[Trecho selecionado]:
Pesquisa realizada sobre dez áreas urbanas brasileiras, intitulada “Fragmentação socioespacial e urbanização brasileira: escalas, vetores, ritmos, formas e conteúdos” (https://www.fragurb.fct.unesp.br/ ) revelou as contradições, tensões e formas de articulação entre a lógica espacial pretérita (a centro-periférica) e a atual (a fragmentária), o que, num primeiro momento, levantou a dúvida sobre a pertinência de se manter o conceito de periferia urbana.
Na América Latina, ela se caracterizava pela constituição de um anel de expansão urbana, com predomínio de uso residencial voltado aos estratos econômicos de baixo poder aquisitivo, marcado pelo afastamento socioespacial em relação ao centro e às áreas residenciais de médio e alto padrão e por insuficiências atinentes à presença dos meios de consumo coletivo (infraestruturas, equipamentos e serviços urbanos).
Essa dúvida tem seu lugar, num primeiro momento, afinal se a lógica centro-periférica estava sendo sobreposta por outra, que sentido teria a alusão à periferia urbana?
Os resultados da pesquisa levaram a uma posição do ponto de vista conceitual com base na constatação de duas tendências que contribuem para responder esta indagação.
No que se refere à posição conceitual, firmamos a perspectiva, segundo a qual as novas áreas situadas no anel de expansão urbana, resultantes de investimentos em áreas residenciais de médio e alto padrão (condominiais ou não) e em grandes superfícies comerciais e de serviços (shopping centers, hipermercados, centros de negócios e eventos) não poderiam ser abarcadas pelo conceito de periferia urbana, tal e qual ele foi forjado na América Latina. O conteúdo deste conceito não se institui apenas pela distância desta área em relação às áreas centrais, mas também e, sobretudo, por suas características relativas a todos os tipos de insuficiência, revelando e condicionando no espaço o diapasão das desigualdades socioeconômicas que marcam historicamente as formações socioespaciais deste subcontinente.
Como primeira tendência, consideramos que os novos setores de valorização imobiliária que estão no anel de expansão urbana não podem ser compreendidos como periferia urbana, em que pese estarem distantes dos centros principais e tradicionais, porque são áreas bem servidas de condições para vida urbana e seus moradores ou frequentadores já não frequentam estes centros e/ou dispõem de meios de circulação que minimizam a distância e, portanto, não vivem sua situação espacial periférica da mesma forma que os mais pobres.
Se antes, os interesses do setor imobiliário estavam, sobretudo, nos setores que muitos chamavam de a cidade consolidada, hoje eles avançam sobre as margens dela, buscando realizar a renda diferencial e os lucros imobiliários em elevados patamares, se possível alcançando os níveis de renda de monopólio e a produção de espaços exclusivos em que a interdição é o fundamento da distinção social, razão pela qual esses espaços são muitas vezes murados e controlados por sistemas de segurança e vigilância.

Dados de localização dos elementos:

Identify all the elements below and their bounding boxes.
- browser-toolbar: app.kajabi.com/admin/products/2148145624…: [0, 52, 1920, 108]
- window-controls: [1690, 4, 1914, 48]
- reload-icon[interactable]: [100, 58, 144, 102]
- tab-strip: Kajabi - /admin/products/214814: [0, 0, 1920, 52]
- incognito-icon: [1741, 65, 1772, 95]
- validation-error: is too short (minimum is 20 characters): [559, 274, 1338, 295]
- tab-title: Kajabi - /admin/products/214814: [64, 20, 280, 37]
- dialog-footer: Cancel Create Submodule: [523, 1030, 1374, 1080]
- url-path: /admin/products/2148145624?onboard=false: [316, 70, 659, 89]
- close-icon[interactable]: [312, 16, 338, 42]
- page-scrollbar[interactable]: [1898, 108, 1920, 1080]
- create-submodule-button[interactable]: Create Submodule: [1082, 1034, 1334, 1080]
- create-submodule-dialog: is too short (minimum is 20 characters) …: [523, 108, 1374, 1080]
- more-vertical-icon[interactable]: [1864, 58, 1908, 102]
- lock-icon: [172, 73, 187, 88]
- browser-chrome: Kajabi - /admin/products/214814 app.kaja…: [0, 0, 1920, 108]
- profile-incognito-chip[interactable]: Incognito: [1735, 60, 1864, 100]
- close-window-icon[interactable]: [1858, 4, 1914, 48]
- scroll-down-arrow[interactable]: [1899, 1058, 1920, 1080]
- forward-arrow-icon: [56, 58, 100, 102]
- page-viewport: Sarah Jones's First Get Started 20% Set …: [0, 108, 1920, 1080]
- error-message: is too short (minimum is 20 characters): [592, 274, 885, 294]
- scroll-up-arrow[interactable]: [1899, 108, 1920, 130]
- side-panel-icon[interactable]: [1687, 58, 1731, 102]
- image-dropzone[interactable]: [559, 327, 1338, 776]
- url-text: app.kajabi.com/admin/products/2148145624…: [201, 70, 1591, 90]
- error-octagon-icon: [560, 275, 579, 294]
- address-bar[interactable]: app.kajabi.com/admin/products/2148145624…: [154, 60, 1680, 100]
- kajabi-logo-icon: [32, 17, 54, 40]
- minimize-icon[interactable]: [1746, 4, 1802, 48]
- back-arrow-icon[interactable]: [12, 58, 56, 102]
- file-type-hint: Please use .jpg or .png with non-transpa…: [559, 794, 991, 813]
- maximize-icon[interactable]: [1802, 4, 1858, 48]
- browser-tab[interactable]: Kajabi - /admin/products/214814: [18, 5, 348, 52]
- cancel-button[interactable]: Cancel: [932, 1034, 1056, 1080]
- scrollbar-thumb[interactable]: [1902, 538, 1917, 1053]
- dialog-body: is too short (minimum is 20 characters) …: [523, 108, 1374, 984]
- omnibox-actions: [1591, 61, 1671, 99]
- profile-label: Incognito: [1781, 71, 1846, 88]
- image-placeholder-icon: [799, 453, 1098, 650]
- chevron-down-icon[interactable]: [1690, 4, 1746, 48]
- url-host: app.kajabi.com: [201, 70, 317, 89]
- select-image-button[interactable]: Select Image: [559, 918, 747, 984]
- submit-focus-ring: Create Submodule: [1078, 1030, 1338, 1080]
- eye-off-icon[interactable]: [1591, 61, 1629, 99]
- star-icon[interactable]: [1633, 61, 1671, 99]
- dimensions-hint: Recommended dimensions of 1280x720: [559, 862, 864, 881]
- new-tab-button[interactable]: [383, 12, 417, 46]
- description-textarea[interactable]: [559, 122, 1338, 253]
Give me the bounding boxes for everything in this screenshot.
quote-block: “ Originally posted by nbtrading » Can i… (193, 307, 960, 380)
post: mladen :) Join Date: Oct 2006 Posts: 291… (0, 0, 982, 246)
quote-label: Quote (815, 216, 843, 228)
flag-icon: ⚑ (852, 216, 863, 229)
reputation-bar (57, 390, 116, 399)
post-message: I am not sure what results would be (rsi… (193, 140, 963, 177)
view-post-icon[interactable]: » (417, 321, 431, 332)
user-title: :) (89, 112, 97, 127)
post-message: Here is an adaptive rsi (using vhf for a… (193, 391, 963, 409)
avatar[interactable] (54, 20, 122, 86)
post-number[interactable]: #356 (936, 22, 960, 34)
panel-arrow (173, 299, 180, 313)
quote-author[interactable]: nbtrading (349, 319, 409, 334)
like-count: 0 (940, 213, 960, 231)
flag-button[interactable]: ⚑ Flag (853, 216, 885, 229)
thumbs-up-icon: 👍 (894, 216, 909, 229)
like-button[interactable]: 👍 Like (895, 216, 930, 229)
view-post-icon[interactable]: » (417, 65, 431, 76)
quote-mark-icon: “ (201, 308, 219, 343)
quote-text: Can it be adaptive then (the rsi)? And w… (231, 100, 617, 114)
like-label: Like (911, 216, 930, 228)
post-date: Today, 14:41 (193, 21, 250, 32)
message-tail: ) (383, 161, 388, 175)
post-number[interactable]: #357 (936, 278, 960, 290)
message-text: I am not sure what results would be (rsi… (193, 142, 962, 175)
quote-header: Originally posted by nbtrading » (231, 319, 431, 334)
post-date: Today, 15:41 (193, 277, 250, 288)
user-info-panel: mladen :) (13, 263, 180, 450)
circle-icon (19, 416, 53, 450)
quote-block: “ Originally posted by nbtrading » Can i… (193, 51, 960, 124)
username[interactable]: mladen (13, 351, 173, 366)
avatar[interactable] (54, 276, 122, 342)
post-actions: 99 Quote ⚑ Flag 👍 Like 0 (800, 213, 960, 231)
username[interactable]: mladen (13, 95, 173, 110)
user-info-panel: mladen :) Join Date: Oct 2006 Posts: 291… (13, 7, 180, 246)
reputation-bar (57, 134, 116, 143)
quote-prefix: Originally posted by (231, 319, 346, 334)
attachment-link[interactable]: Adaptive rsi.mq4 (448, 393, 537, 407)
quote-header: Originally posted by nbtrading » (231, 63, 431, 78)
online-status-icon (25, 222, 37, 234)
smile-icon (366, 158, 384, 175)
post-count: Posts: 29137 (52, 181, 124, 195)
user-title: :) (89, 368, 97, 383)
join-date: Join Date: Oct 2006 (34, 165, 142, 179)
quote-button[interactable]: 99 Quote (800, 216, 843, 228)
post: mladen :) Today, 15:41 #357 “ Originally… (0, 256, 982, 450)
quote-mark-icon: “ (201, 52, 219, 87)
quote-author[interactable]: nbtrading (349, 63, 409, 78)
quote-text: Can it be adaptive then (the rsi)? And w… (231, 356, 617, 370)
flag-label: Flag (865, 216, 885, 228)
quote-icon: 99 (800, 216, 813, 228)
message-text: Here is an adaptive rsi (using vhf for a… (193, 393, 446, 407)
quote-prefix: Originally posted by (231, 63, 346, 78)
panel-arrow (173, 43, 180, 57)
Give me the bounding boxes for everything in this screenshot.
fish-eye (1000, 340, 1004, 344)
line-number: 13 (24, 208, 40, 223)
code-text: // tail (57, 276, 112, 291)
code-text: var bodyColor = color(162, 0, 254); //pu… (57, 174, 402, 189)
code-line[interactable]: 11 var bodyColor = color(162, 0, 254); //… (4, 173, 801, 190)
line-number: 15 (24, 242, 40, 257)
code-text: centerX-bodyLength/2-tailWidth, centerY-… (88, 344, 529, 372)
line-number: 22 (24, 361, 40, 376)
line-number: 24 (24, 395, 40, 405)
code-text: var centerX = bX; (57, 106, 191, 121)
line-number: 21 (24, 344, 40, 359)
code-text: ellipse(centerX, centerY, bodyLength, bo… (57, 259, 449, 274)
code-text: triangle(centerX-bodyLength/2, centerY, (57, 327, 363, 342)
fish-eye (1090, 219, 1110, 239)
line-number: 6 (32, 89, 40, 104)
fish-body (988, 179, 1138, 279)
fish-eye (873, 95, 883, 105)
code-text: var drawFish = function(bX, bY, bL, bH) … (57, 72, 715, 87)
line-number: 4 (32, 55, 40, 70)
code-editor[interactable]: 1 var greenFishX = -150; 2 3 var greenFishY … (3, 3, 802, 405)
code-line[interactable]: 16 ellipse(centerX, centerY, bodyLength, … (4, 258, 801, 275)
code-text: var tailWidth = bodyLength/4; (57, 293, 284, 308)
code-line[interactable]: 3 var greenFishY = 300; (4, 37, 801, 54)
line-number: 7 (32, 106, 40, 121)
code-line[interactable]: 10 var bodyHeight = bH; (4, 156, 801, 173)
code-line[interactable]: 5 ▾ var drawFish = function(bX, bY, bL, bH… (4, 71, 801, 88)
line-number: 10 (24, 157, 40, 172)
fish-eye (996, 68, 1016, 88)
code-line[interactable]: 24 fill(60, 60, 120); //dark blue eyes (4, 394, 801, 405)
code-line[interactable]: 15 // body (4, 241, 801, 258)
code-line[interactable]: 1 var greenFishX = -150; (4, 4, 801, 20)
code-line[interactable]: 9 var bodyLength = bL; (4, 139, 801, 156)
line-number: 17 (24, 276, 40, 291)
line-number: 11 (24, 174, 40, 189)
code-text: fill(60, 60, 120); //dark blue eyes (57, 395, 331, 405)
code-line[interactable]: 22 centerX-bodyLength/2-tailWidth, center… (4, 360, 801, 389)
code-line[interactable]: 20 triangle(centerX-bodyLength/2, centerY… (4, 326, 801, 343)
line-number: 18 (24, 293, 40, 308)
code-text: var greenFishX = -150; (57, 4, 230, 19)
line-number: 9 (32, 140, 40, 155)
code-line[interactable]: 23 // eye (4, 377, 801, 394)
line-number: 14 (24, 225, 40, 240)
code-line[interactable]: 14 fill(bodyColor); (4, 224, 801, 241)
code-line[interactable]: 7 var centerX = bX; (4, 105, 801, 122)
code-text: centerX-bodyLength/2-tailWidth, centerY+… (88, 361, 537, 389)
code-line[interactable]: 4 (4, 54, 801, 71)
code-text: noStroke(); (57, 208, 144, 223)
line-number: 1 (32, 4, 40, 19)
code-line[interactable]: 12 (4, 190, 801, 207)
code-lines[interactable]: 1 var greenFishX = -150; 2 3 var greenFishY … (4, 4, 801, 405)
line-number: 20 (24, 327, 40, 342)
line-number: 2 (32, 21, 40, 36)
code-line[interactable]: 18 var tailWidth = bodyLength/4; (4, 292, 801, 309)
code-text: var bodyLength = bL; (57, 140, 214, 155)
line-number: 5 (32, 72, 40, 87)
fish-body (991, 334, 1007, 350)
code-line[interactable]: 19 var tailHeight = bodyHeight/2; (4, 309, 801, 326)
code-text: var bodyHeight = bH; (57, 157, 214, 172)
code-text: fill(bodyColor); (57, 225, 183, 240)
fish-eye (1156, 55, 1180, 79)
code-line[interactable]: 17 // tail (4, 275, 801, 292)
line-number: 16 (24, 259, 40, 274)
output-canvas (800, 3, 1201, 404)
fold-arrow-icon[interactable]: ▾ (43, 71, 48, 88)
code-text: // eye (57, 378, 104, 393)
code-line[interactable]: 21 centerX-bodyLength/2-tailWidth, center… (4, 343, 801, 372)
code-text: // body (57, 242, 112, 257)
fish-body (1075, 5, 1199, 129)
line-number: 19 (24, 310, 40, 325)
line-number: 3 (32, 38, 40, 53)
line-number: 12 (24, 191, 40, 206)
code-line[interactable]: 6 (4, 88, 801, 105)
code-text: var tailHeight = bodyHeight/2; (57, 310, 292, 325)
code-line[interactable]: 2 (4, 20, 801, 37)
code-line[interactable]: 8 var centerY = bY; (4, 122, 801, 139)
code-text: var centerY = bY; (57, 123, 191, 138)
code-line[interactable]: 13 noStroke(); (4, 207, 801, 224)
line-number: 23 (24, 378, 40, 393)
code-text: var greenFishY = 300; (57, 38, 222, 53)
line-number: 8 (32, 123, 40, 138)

[Problema curto 1]:
Devolva, sem nenhuma alteração, a parte do texto sobre a periferia urbana que começa em "Os resultados da" e termina em "responder esta indagação.".
[Problema curto 2]:
Segundo o texto sobre a periferia urbana, quantas áreas urbanas brasileiras a pesquisa examinou?
[Problema curto 3]:
Prossiga o texto sobre a periferia urbana a partir da última frase apresentada.

[Resposta escrita 1]:
Os resultados da pesquisa levaram a uma posição do ponto de vista conceitual com base na constatação de duas tendências que contribuem para responder esta indagação.

[Resposta escrita 2]:
Dez áreas urbanas brasileiras.

[Resposta escrita 3]:
A lógica espacial é nova não apenas porque a morfologia urbana é mais complexa, mas especialmente porque desigualdades e diferenciação sociespacial recombinam-se, comparando a cidade de hoje e a de ontem (diacronia) e cotejando diferentes cidades no período atual (sincronia).
Como segunda tendência, articulada à primeira, observamos o contínuo afastamento socioespacial dos mais pobres ampliando-se e o habitat popular reconfigurando-se, tanto por esse contínuo afastamento como pela acomodação desses estratos sociais em áreas pericentrais em desvalorização e/ou por meio de ocupações ilegais, levando ao aumento do processo de favelização no Brasil.
O mosaico caleidoscópico que se constitui com vetores que alteram a relação entre contiguidade territorial e continuidade espacial, sem que haja coesão espacial, pela justaposição entre espaços residenciais voltados a diferentes estratos socioeconômicos mostra que, independentemente de maior ou menor afastamento espacial, os que há décadas estão sujeitos à “urbanização periférica”, continuam a viver a cidade sob “condição urbana periférica”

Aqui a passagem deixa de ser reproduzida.